● WHAT YOU SHOULD DO:
Copy all the material that follows, keeping every character the same.

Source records
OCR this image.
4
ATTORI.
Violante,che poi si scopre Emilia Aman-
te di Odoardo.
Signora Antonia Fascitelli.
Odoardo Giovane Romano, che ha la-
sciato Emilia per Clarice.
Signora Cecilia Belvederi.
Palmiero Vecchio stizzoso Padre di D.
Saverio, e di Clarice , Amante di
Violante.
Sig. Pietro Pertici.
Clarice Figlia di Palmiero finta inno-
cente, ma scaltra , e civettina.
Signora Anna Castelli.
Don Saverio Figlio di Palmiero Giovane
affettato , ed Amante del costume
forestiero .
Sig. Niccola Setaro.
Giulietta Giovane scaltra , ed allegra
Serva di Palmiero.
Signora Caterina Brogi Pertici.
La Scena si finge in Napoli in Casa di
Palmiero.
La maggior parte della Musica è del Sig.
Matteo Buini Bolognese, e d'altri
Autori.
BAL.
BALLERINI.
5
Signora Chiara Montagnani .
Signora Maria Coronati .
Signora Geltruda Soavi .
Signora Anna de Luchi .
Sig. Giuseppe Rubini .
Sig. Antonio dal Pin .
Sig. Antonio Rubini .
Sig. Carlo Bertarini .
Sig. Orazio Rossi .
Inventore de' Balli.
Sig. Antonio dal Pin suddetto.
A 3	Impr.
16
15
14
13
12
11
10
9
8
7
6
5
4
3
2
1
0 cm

● RESPONSE BELOW:
OCR this image.
4
ATTORI.
Violante,che poi si scopre Emilia Aman-
te di Odoardo.
Signora Antonia Fascitelli.
Odoardo Giovane Romano, che ha la-
sciato Emilia per Clarice.
Signora Cecilia Belvederi.
Palmiero Vecchio stizzoso Padre di D.
Saverio, e di Clarice , Amante di
Violante.
Sig. Pietro Pertici.
Clarice Figlia di Palmiero finta inno-
cente, ma scaltra , e civettina.
Signora Anna Castelli.
Don Saverio Figlio di Palmiero Giovane
affettato , ed Amante del costume
forestiero .
Sig. Niccola Setaro.
Giulietta Giovane scaltra , ed allegra
Serva di Palmiero.
Signora Caterina Brogi Pertici.
La Scena si finge in Napoli in Casa di
Palmiero.
La maggior parte della Musica è del Sig.
Matteo Buini Bolognese, e d'altri
Autori.
BAL.
BALLERINI.
5
Signora Chiara Montagnani .
Signora Maria Coronati .
Signora Geltruda Soavi .
Signora Anna de Luchi .
Sig. Giuseppe Rubini .
Sig. Antonio dal Pin .
Sig. Antonio Rubini .
Sig. Carlo Bertarini .
Sig. Orazio Rossi .
Inventore de' Balli.
Sig. Antonio dal Pin suddetto.
A 3	Impr.
16
15
14
13
12
11
10
9
8
7
6
5
4
3
2
1
0 cm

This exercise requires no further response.